== INFORMATION PROVIDED ==
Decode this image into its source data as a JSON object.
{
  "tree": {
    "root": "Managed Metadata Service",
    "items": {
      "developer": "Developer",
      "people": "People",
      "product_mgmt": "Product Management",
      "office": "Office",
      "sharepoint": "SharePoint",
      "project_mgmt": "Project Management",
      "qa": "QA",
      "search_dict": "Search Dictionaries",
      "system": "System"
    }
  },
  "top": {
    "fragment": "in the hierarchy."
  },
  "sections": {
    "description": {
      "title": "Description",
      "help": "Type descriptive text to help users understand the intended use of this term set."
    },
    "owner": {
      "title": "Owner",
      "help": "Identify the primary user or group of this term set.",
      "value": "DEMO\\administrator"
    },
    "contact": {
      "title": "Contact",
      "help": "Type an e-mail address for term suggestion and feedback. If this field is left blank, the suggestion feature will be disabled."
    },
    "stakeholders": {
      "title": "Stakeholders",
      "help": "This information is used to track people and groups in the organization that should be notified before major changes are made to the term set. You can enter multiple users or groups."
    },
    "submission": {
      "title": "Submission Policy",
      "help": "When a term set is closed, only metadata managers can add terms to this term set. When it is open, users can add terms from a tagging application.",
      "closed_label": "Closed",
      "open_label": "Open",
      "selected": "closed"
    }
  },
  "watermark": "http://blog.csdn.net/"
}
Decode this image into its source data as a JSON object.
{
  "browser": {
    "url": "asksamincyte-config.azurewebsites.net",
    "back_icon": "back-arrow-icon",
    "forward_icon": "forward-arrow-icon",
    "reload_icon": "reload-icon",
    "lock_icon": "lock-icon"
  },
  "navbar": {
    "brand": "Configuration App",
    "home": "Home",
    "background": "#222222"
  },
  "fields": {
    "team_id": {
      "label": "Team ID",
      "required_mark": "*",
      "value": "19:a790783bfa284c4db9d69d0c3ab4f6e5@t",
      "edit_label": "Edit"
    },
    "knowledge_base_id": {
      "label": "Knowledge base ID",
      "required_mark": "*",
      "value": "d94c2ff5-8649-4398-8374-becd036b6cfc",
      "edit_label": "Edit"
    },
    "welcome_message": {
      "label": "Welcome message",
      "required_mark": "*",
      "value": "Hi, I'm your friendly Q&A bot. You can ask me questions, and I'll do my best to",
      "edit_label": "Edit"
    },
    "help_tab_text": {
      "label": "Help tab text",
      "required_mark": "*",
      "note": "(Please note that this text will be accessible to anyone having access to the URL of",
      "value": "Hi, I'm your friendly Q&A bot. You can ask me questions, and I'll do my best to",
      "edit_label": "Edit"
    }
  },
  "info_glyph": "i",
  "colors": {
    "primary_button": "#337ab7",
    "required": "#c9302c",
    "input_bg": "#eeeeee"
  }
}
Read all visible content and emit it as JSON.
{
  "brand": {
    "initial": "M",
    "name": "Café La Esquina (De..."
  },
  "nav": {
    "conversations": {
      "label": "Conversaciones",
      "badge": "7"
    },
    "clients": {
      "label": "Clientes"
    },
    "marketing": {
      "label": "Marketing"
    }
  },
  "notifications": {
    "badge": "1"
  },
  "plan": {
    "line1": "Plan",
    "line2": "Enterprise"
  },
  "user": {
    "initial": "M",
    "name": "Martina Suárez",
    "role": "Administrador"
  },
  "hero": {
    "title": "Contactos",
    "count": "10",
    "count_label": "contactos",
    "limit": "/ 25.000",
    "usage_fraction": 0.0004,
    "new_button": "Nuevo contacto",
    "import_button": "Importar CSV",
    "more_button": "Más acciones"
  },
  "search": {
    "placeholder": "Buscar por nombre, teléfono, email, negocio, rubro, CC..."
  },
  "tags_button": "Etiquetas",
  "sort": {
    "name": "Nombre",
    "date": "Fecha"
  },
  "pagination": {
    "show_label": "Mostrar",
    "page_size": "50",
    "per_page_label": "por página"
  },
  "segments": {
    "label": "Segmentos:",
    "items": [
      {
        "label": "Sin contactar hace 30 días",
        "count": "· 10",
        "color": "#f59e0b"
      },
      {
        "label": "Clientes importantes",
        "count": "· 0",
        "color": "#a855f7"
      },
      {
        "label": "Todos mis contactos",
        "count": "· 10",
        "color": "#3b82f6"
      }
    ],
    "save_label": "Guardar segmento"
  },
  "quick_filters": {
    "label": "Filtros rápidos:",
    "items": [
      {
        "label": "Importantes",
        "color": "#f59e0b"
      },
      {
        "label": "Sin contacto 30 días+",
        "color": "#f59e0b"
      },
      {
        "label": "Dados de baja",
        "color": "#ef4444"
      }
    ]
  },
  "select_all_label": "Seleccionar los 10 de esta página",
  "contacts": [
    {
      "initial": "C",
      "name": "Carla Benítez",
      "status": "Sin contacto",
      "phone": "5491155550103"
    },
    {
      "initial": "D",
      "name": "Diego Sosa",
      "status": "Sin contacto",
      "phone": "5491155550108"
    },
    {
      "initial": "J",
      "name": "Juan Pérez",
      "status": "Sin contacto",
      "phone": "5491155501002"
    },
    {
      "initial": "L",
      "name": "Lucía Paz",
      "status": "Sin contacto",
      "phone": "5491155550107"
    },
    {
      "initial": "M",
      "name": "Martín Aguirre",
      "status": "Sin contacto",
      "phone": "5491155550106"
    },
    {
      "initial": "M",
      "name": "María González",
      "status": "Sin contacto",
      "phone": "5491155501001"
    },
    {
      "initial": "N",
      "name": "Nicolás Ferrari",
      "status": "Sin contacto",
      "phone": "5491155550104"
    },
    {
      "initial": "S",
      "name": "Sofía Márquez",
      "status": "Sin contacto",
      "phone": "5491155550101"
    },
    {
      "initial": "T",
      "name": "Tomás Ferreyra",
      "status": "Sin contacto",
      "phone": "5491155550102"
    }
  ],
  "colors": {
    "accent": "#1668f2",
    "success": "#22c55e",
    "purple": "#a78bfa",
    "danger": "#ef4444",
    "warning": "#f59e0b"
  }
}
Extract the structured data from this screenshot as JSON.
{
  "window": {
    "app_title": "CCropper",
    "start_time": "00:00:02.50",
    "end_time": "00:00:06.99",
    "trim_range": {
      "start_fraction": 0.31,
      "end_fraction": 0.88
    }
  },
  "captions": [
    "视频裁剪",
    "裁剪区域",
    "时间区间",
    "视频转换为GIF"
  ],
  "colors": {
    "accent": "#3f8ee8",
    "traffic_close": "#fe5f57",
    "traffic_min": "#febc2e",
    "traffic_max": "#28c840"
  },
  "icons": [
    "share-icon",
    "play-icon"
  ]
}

== GIVEN INSTRUCTION ==
Find the line with "Extract the structured" in the listing above, then write out that line and each remaining line exactly, with no other text.

== PROBLEM SOLUTION ==
Extract the structured data from this screenshot as JSON.
{
  "window": {
    "app_title": "CCropper",
    "start_time": "00:00:02.50",
    "end_time": "00:00:06.99",
    "trim_range": {
      "start_fraction": 0.31,
      "end_fraction": 0.88
    }
  },
  "captions": [
    "视频裁剪",
    "裁剪区域",
    "时间区间",
    "视频转换为GIF"
  ],
  "colors": {
    "accent": "#3f8ee8",
    "traffic_close": "#fe5f57",
    "traffic_min": "#febc2e",
    "traffic_max": "#28c840"
  },
  "icons": [
    "share-icon",
    "play-icon"
  ]
}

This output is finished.